### TASK TO COMPLETE
Go through the entries below and pick out every line with "Sidebar".

**** PROVIDED RECORDS ****

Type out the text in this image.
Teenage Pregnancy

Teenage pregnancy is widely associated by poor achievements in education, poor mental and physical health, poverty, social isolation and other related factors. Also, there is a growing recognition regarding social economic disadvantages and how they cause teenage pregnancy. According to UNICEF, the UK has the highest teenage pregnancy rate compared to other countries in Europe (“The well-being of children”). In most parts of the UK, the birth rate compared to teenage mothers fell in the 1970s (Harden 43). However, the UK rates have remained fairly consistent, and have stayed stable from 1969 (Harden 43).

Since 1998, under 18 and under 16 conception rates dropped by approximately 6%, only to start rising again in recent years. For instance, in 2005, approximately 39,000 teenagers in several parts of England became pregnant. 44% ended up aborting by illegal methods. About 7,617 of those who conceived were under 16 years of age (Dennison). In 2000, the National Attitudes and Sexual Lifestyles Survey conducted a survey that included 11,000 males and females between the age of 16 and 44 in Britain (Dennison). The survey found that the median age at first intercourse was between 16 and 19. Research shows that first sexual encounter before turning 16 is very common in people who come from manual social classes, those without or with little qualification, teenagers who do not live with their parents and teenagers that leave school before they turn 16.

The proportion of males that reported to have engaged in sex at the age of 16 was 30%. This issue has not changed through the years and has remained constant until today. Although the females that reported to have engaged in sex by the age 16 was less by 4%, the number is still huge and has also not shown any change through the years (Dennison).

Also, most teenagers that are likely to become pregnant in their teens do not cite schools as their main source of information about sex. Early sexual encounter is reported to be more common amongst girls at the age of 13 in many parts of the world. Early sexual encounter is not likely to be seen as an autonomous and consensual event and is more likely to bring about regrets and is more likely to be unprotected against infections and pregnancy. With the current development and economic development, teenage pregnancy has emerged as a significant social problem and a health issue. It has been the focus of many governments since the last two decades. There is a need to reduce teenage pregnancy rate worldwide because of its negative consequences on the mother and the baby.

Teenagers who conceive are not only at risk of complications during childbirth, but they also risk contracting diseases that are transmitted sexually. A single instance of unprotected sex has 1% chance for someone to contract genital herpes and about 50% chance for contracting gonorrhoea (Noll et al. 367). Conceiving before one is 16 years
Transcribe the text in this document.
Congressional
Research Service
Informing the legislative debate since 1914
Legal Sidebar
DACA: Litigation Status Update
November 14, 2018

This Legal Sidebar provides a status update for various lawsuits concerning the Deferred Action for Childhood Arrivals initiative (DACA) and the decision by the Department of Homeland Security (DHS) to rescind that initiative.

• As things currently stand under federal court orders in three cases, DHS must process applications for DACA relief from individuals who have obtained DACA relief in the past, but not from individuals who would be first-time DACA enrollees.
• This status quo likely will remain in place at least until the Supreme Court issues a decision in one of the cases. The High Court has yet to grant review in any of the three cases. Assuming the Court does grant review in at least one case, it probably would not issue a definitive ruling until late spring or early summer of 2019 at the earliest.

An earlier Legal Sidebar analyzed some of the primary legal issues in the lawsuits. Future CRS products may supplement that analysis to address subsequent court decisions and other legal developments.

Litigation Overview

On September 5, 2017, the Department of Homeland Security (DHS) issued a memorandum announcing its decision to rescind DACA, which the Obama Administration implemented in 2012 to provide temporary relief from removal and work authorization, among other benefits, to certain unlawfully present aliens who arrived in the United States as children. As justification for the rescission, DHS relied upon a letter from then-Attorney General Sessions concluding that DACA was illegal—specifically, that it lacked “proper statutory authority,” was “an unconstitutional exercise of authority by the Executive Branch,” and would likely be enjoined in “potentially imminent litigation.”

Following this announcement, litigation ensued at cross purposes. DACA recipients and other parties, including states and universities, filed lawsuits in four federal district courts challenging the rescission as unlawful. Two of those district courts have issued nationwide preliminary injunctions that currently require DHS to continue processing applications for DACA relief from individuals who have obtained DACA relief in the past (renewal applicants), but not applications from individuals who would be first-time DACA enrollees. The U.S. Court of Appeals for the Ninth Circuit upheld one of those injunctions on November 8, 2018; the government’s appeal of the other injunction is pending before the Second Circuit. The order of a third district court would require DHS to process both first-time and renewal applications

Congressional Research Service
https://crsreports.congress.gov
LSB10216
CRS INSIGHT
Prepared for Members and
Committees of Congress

****
**** PROVIDED RECORDS ****

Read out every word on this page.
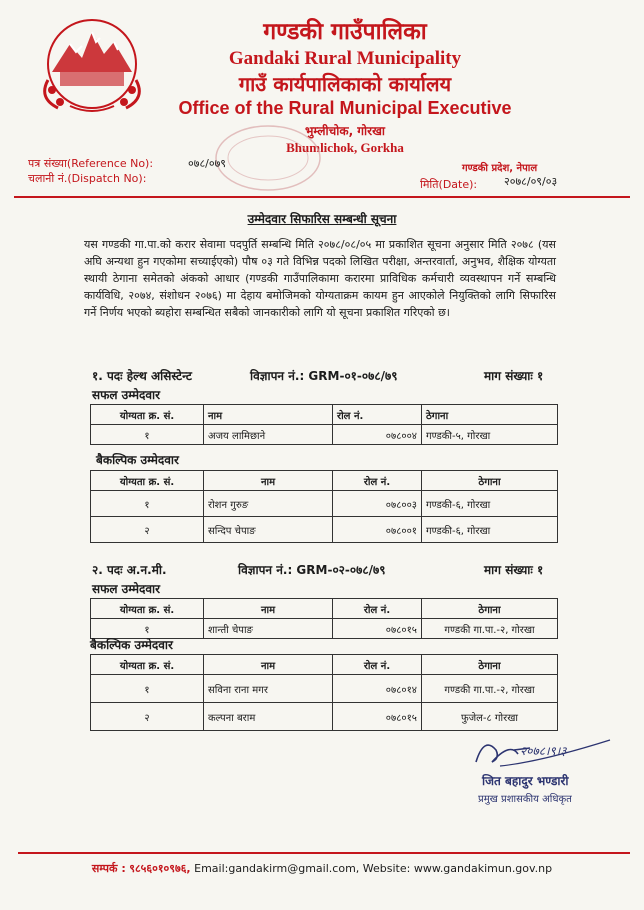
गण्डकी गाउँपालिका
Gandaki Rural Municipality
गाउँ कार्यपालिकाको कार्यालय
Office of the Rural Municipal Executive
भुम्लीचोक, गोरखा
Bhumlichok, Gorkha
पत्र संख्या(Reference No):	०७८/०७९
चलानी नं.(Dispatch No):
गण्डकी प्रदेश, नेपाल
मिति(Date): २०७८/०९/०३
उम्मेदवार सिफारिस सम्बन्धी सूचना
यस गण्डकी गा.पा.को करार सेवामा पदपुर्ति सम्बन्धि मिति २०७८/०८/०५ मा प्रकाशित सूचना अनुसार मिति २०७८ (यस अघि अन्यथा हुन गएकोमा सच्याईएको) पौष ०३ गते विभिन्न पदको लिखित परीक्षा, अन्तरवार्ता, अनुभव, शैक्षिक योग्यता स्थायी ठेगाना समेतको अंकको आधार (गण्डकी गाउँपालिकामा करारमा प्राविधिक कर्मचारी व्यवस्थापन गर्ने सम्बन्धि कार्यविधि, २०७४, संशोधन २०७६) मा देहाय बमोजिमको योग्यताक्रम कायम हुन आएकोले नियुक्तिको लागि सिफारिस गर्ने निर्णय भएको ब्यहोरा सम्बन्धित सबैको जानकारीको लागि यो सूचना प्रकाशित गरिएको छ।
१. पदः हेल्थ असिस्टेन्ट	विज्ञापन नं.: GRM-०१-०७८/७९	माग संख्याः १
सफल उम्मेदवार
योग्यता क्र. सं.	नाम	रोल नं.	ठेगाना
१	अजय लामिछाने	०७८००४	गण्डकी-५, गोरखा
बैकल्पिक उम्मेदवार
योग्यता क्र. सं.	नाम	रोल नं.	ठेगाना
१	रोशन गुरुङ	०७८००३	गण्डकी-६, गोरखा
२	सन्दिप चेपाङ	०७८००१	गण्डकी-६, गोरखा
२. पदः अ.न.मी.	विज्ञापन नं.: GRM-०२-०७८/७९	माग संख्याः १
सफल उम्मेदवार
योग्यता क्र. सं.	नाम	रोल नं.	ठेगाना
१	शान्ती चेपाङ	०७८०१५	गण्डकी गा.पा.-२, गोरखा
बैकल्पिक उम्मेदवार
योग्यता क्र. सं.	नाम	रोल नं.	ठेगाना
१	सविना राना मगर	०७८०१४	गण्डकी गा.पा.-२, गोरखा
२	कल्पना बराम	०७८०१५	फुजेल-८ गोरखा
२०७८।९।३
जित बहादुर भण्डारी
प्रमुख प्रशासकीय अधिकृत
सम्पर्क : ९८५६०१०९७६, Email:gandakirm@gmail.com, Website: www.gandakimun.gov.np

****
**** PROVIDED RECORDS ****

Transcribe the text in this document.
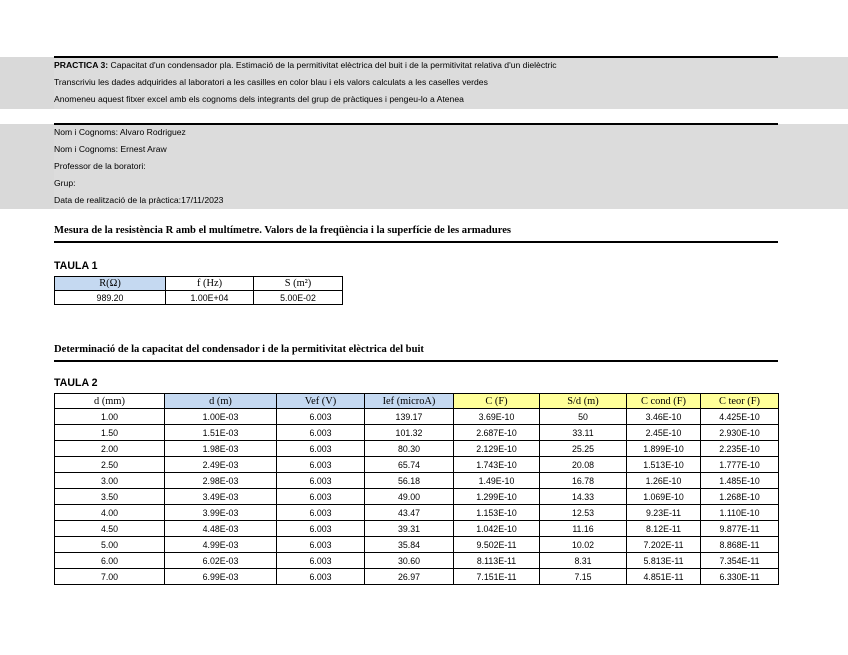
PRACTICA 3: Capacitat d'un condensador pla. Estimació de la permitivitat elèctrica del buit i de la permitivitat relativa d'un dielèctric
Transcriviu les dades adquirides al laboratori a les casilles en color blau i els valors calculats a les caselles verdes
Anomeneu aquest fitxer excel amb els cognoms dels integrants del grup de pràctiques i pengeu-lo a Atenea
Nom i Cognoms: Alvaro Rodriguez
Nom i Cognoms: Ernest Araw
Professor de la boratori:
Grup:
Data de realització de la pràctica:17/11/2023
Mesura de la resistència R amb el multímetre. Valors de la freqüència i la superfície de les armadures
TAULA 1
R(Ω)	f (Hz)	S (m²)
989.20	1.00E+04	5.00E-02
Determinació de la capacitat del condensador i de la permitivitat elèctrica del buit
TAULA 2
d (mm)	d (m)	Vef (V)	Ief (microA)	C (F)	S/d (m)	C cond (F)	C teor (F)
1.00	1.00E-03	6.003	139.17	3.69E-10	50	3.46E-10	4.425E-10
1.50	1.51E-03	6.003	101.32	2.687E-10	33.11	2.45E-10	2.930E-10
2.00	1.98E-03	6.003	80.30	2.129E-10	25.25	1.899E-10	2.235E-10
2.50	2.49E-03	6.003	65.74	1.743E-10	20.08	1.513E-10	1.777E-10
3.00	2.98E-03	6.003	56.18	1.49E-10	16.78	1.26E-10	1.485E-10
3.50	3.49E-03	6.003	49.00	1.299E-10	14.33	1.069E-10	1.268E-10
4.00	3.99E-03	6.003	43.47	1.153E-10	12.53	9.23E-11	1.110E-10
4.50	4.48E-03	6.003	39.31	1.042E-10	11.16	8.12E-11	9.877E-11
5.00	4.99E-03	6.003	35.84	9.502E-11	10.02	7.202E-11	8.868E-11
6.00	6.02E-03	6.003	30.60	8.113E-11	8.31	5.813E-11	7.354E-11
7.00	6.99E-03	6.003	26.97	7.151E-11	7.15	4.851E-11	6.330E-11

****

### TASK ANSWER
Legal Sidebar
This Legal Sidebar provides a status update for various lawsuits concerning the Deferred Action for Childhood Arrivals initiative (DACA) and the decision by the Department of Homeland Security (DHS) to rescind that initiative.
An earlier Legal Sidebar analyzed some of the primary legal issues in the lawsuits. Future CRS products may supplement that analysis to address subsequent court decisions and other legal developments.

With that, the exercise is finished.